- **Written instruction**
Without the pictures, return each record as it appears.
════════
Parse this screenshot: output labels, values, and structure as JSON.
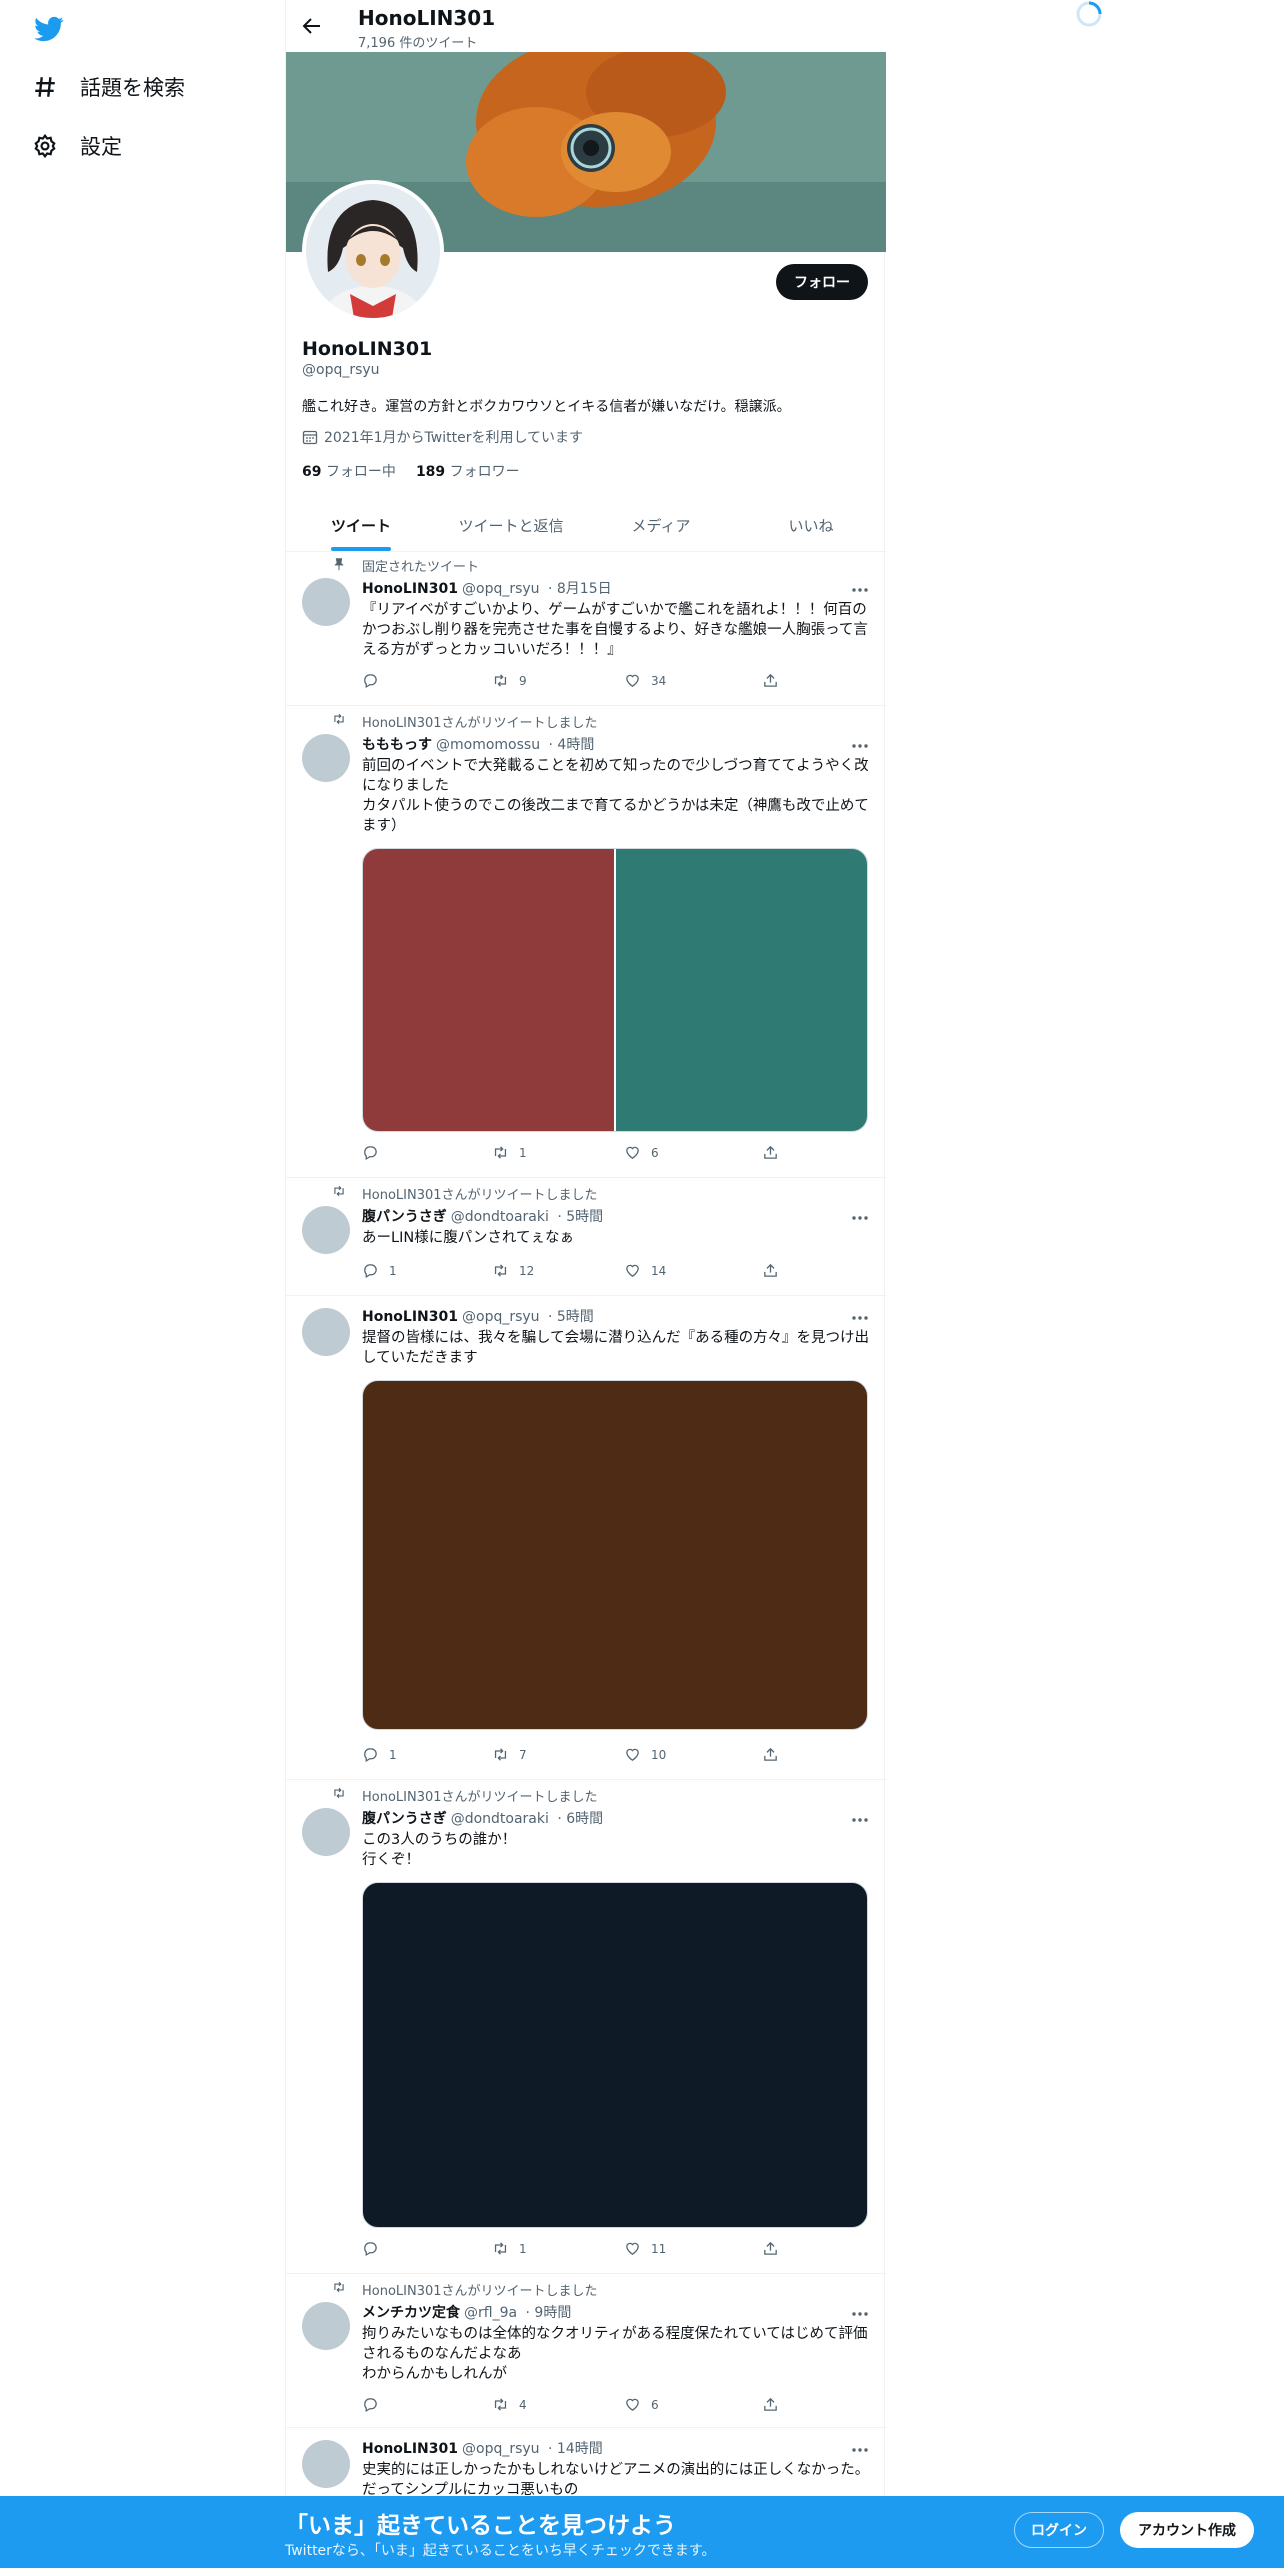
{
  "nav": {
    "items": [
      {
        "label": "話題を検索",
        "icon": "hashtag-icon"
      },
      {
        "label": "設定",
        "icon": "gear-icon"
      }
    ]
  },
  "header": {
    "name": "HonoLIN301",
    "tweet_count": "7,196 件のツイート"
  },
  "profile": {
    "follow_label": "フォロー",
    "name": "HonoLIN301",
    "handle": "@opq_rsyu",
    "bio": "艦これ好き。運営の方針とボクカワウソとイキる信者が嫌いなだけ。穏譲派。",
    "joined": "2021年1月からTwitterを利用しています",
    "following_count": "69",
    "following_label": "フォロー中",
    "followers_count": "189",
    "followers_label": "フォロワー"
  },
  "tabs": [
    "ツイート",
    "ツイートと返信",
    "メディア",
    "いいね"
  ],
  "tweets": [
    {
      "context": "固定されたツイート",
      "name": "HonoLIN301",
      "handle": "@opq_rsyu",
      "time": "· 8月15日",
      "text": "『リアイベがすごいかより、ゲームがすごいかで艦これを語れよ！！！何百のかつおぶし削り器を完売させた事を自慢するより、好きな艦娘一人胸張って言える方がずっとカッコいいだろ！！！』",
      "reply": "",
      "retweet": "9",
      "like": "34"
    },
    {
      "context": "HonoLIN301さんがリツイートしました",
      "name": "もももっす",
      "handle": "@momomossu",
      "time": "· 4時間",
      "text": "前回のイベントで大発載ることを初めて知ったので少しづつ育ててようやく改になりました\nカタパルト使うのでこの後改二まで育てるかどうかは未定（神鷹も改で止めてます）",
      "reply": "",
      "retweet": "1",
      "like": "6"
    },
    {
      "context": "HonoLIN301さんがリツイートしました",
      "name": "腹パンうさぎ",
      "handle": "@dondtoaraki",
      "time": "· 5時間",
      "text": "あーLIN様に腹パンされてぇなぁ",
      "reply": "1",
      "retweet": "12",
      "like": "14"
    },
    {
      "context": "",
      "name": "HonoLIN301",
      "handle": "@opq_rsyu",
      "time": "· 5時間",
      "text": "提督の皆様には、我々を騙して会場に潜り込んだ『ある種の方々』を見つけ出していただきます",
      "reply": "1",
      "retweet": "7",
      "like": "10"
    },
    {
      "context": "HonoLIN301さんがリツイートしました",
      "name": "腹パンうさぎ",
      "handle": "@dondtoaraki",
      "time": "· 6時間",
      "text": "この3人のうちの誰か！\n行くぞ！",
      "reply": "",
      "retweet": "1",
      "like": "11"
    },
    {
      "context": "HonoLIN301さんがリツイートしました",
      "name": "メンチカツ定食",
      "handle": "@rfl_9a",
      "time": "· 9時間",
      "text": "拘りみたいなものは全体的なクオリティがある程度保たれていてはじめて評価されるものなんだよなあ\nわからんかもしれんが",
      "reply": "",
      "retweet": "4",
      "like": "6"
    },
    {
      "context": "",
      "name": "HonoLIN301",
      "handle": "@opq_rsyu",
      "time": "· 14時間",
      "text": "史実的には正しかったかもしれないけどアニメの演出的には正しくなかった。だってシンプルにカッコ悪いもの",
      "reply": "",
      "retweet": "",
      "like": ""
    }
  ],
  "bottom": {
    "title": "「いま」起きていることを見つけよう",
    "subtitle": "Twitterなら、「いま」起きていることをいち早くチェックできます。",
    "login": "ログイン",
    "signup": "アカウント作成"
  },
  "colors": {
    "accent": "#1d9bf0",
    "media_left": "#8f3b3c",
    "media_right": "#2f7a72",
    "media_brown": "#4d2b14",
    "media_navy": "#0e1b27"
  }
}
════════
- **Reply**
Parse this screenshot: output labels, values, and structure as JSON.
{
  "nav": {
    "items": [
      {
        "label": "話題を検索",
        "icon": "hashtag-icon"
      },
      {
        "label": "設定",
        "icon": "gear-icon"
      }
    ]
  },
  "header": {
    "name": "HonoLIN301",
    "tweet_count": "7,196 件のツイート"
  },
  "profile": {
    "follow_label": "フォロー",
    "name": "HonoLIN301",
    "handle": "@opq_rsyu",
    "bio": "艦これ好き。運営の方針とボクカワウソとイキる信者が嫌いなだけ。穏譲派。",
    "joined": "2021年1月からTwitterを利用しています",
    "following_count": "69",
    "following_label": "フォロー中",
    "followers_count": "189",
    "followers_label": "フォロワー"
  },
  "tabs": [
    "ツイート",
    "ツイートと返信",
    "メディア",
    "いいね"
  ],
  "tweets": [
    {
      "context": "固定されたツイート",
      "name": "HonoLIN301",
      "handle": "@opq_rsyu",
      "time": "· 8月15日",
      "text": "『リアイベがすごいかより、ゲームがすごいかで艦これを語れよ！！！何百のかつおぶし削り器を完売させた事を自慢するより、好きな艦娘一人胸張って言える方がずっとカッコいいだろ！！！』",
      "reply": "",
      "retweet": "9",
      "like": "34"
    },
    {
      "context": "HonoLIN301さんがリツイートしました",
      "name": "もももっす",
      "handle": "@momomossu",
      "time": "· 4時間",
      "text": "前回のイベントで大発載ることを初めて知ったので少しづつ育ててようやく改になりました\nカタパルト使うのでこの後改二まで育てるかどうかは未定（神鷹も改で止めてます）",
      "reply": "",
      "retweet": "1",
      "like": "6"
    },
    {
      "context": "HonoLIN301さんがリツイートしました",
      "name": "腹パンうさぎ",
      "handle": "@dondtoaraki",
      "time": "· 5時間",
      "text": "あーLIN様に腹パンされてぇなぁ",
      "reply": "1",
      "retweet": "12",
      "like": "14"
    },
    {
      "context": "",
      "name": "HonoLIN301",
      "handle": "@opq_rsyu",
      "time": "· 5時間",
      "text": "提督の皆様には、我々を騙して会場に潜り込んだ『ある種の方々』を見つけ出していただきます",
      "reply": "1",
      "retweet": "7",
      "like": "10"
    },
    {
      "context": "HonoLIN301さんがリツイートしました",
      "name": "腹パンうさぎ",
      "handle": "@dondtoaraki",
      "time": "· 6時間",
      "text": "この3人のうちの誰か！\n行くぞ！",
      "reply": "",
      "retweet": "1",
      "like": "11"
    },
    {
      "context": "HonoLIN301さんがリツイートしました",
      "name": "メンチカツ定食",
      "handle": "@rfl_9a",
      "time": "· 9時間",
      "text": "拘りみたいなものは全体的なクオリティがある程度保たれていてはじめて評価されるものなんだよなあ\nわからんかもしれんが",
      "reply": "",
      "retweet": "4",
      "like": "6"
    },
    {
      "context": "",
      "name": "HonoLIN301",
      "handle": "@opq_rsyu",
      "time": "· 14時間",
      "text": "史実的には正しかったかもしれないけどアニメの演出的には正しくなかった。だってシンプルにカッコ悪いもの",
      "reply": "",
      "retweet": "",
      "like": ""
    }
  ],
  "bottom": {
    "title": "「いま」起きていることを見つけよう",
    "subtitle": "Twitterなら、「いま」起きていることをいち早くチェックできます。",
    "login": "ログイン",
    "signup": "アカウント作成"
  },
  "colors": {
    "accent": "#1d9bf0",
    "media_left": "#8f3b3c",
    "media_right": "#2f7a72",
    "media_brown": "#4d2b14",
    "media_navy": "#0e1b27"
  }
}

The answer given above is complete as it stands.